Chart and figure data
● ● ●
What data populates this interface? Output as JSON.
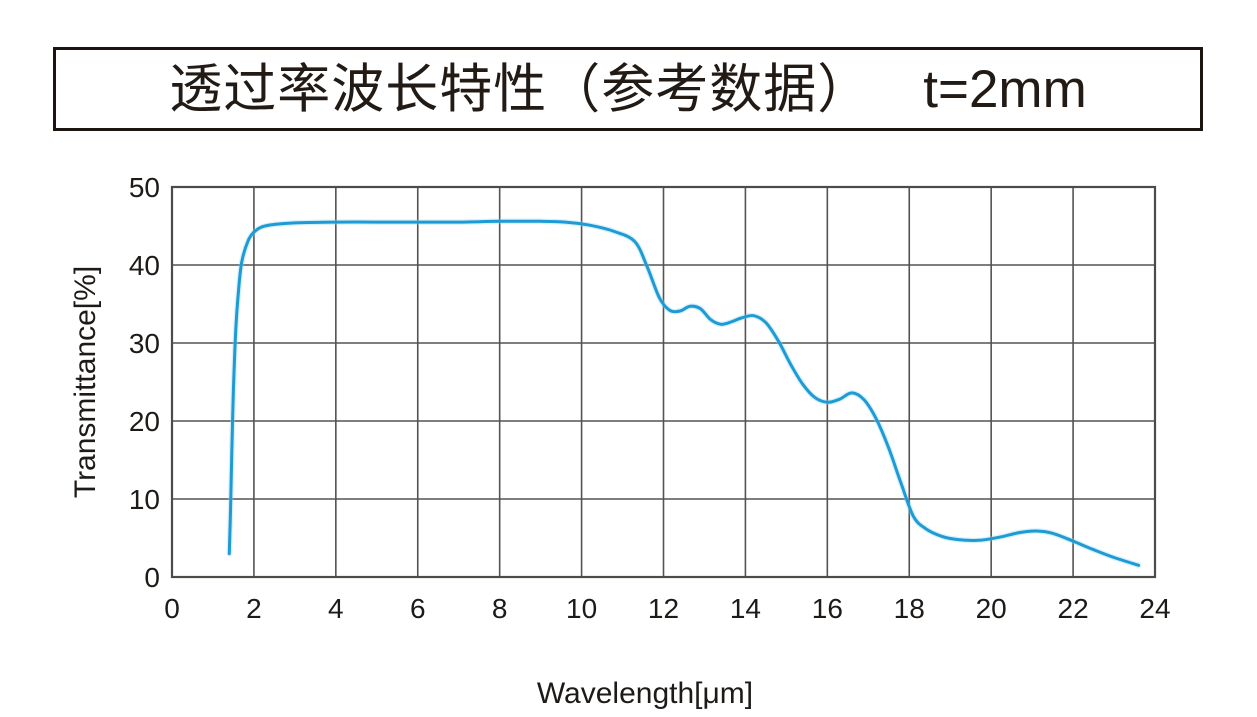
{
  "title": {
    "main": "透过率波长特性（参考数据）",
    "spec": "t=2mm"
  },
  "chart_data": {
    "type": "line",
    "title": "透过率波长特性（参考数据） t=2mm",
    "xlabel": "Wavelength[μm]",
    "ylabel": "Transmittance[%]",
    "xlim": [
      0,
      24
    ],
    "ylim": [
      0,
      50
    ],
    "x_ticks": [
      0,
      2,
      4,
      6,
      8,
      10,
      12,
      14,
      16,
      18,
      20,
      22,
      24
    ],
    "y_ticks": [
      0,
      10,
      20,
      30,
      40,
      50
    ],
    "grid": true,
    "legend_position": "none",
    "series": [
      {
        "name": "Transmittance (t=2mm)",
        "color": "#1e9ad5",
        "points": [
          [
            1.4,
            3.0
          ],
          [
            1.43,
            9.0
          ],
          [
            1.46,
            16.0
          ],
          [
            1.5,
            24.0
          ],
          [
            1.55,
            31.0
          ],
          [
            1.62,
            36.5
          ],
          [
            1.7,
            40.3
          ],
          [
            1.85,
            43.0
          ],
          [
            2.0,
            44.2
          ],
          [
            2.2,
            44.9
          ],
          [
            2.5,
            45.2
          ],
          [
            3.0,
            45.4
          ],
          [
            4.0,
            45.5
          ],
          [
            5.0,
            45.5
          ],
          [
            6.0,
            45.5
          ],
          [
            7.0,
            45.5
          ],
          [
            8.0,
            45.6
          ],
          [
            9.0,
            45.6
          ],
          [
            9.6,
            45.5
          ],
          [
            10.2,
            45.1
          ],
          [
            10.8,
            44.3
          ],
          [
            11.3,
            43.0
          ],
          [
            11.6,
            39.8
          ],
          [
            11.9,
            35.8
          ],
          [
            12.15,
            34.2
          ],
          [
            12.4,
            34.1
          ],
          [
            12.65,
            34.7
          ],
          [
            12.9,
            34.4
          ],
          [
            13.15,
            33.0
          ],
          [
            13.4,
            32.4
          ],
          [
            13.65,
            32.7
          ],
          [
            13.9,
            33.2
          ],
          [
            14.2,
            33.5
          ],
          [
            14.5,
            32.6
          ],
          [
            14.8,
            30.3
          ],
          [
            15.1,
            27.3
          ],
          [
            15.4,
            24.7
          ],
          [
            15.7,
            23.0
          ],
          [
            16.0,
            22.4
          ],
          [
            16.3,
            22.8
          ],
          [
            16.6,
            23.6
          ],
          [
            16.9,
            22.7
          ],
          [
            17.2,
            20.2
          ],
          [
            17.5,
            16.5
          ],
          [
            17.8,
            12.0
          ],
          [
            18.1,
            7.8
          ],
          [
            18.4,
            6.2
          ],
          [
            18.8,
            5.2
          ],
          [
            19.2,
            4.8
          ],
          [
            19.7,
            4.7
          ],
          [
            20.2,
            5.1
          ],
          [
            20.7,
            5.7
          ],
          [
            21.1,
            5.9
          ],
          [
            21.5,
            5.6
          ],
          [
            22.0,
            4.6
          ],
          [
            22.5,
            3.5
          ],
          [
            23.0,
            2.5
          ],
          [
            23.6,
            1.5
          ]
        ]
      }
    ]
  },
  "colors": {
    "curve": "#1e9ad5",
    "curve_glow": "#8ed4f2",
    "grid": "#555350",
    "plot_border": "#4d4b48",
    "text": "#1d1a17",
    "title_border": "#1c1410",
    "background": "#ffffff"
  }
}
● ● ●
**What you need to do**. Write out the records above exactly as they stand, leaving out every picture.

**Finished task**.
What data populates this interface? Output as JSON.
{
  "title": {
    "main": "透过率波长特性（参考数据）",
    "spec": "t=2mm"
  },
  "chart_data": {
    "type": "line",
    "title": "透过率波长特性（参考数据） t=2mm",
    "xlabel": "Wavelength[μm]",
    "ylabel": "Transmittance[%]",
    "xlim": [
      0,
      24
    ],
    "ylim": [
      0,
      50
    ],
    "x_ticks": [
      0,
      2,
      4,
      6,
      8,
      10,
      12,
      14,
      16,
      18,
      20,
      22,
      24
    ],
    "y_ticks": [
      0,
      10,
      20,
      30,
      40,
      50
    ],
    "grid": true,
    "legend_position": "none",
    "series": [
      {
        "name": "Transmittance (t=2mm)",
        "color": "#1e9ad5",
        "points": [
          [
            1.4,
            3.0
          ],
          [
            1.43,
            9.0
          ],
          [
            1.46,
            16.0
          ],
          [
            1.5,
            24.0
          ],
          [
            1.55,
            31.0
          ],
          [
            1.62,
            36.5
          ],
          [
            1.7,
            40.3
          ],
          [
            1.85,
            43.0
          ],
          [
            2.0,
            44.2
          ],
          [
            2.2,
            44.9
          ],
          [
            2.5,
            45.2
          ],
          [
            3.0,
            45.4
          ],
          [
            4.0,
            45.5
          ],
          [
            5.0,
            45.5
          ],
          [
            6.0,
            45.5
          ],
          [
            7.0,
            45.5
          ],
          [
            8.0,
            45.6
          ],
          [
            9.0,
            45.6
          ],
          [
            9.6,
            45.5
          ],
          [
            10.2,
            45.1
          ],
          [
            10.8,
            44.3
          ],
          [
            11.3,
            43.0
          ],
          [
            11.6,
            39.8
          ],
          [
            11.9,
            35.8
          ],
          [
            12.15,
            34.2
          ],
          [
            12.4,
            34.1
          ],
          [
            12.65,
            34.7
          ],
          [
            12.9,
            34.4
          ],
          [
            13.15,
            33.0
          ],
          [
            13.4,
            32.4
          ],
          [
            13.65,
            32.7
          ],
          [
            13.9,
            33.2
          ],
          [
            14.2,
            33.5
          ],
          [
            14.5,
            32.6
          ],
          [
            14.8,
            30.3
          ],
          [
            15.1,
            27.3
          ],
          [
            15.4,
            24.7
          ],
          [
            15.7,
            23.0
          ],
          [
            16.0,
            22.4
          ],
          [
            16.3,
            22.8
          ],
          [
            16.6,
            23.6
          ],
          [
            16.9,
            22.7
          ],
          [
            17.2,
            20.2
          ],
          [
            17.5,
            16.5
          ],
          [
            17.8,
            12.0
          ],
          [
            18.1,
            7.8
          ],
          [
            18.4,
            6.2
          ],
          [
            18.8,
            5.2
          ],
          [
            19.2,
            4.8
          ],
          [
            19.7,
            4.7
          ],
          [
            20.2,
            5.1
          ],
          [
            20.7,
            5.7
          ],
          [
            21.1,
            5.9
          ],
          [
            21.5,
            5.6
          ],
          [
            22.0,
            4.6
          ],
          [
            22.5,
            3.5
          ],
          [
            23.0,
            2.5
          ],
          [
            23.6,
            1.5
          ]
        ]
      }
    ]
  },
  "colors": {
    "curve": "#1e9ad5",
    "curve_glow": "#8ed4f2",
    "grid": "#555350",
    "plot_border": "#4d4b48",
    "text": "#1d1a17",
    "title_border": "#1c1410",
    "background": "#ffffff"
  }
}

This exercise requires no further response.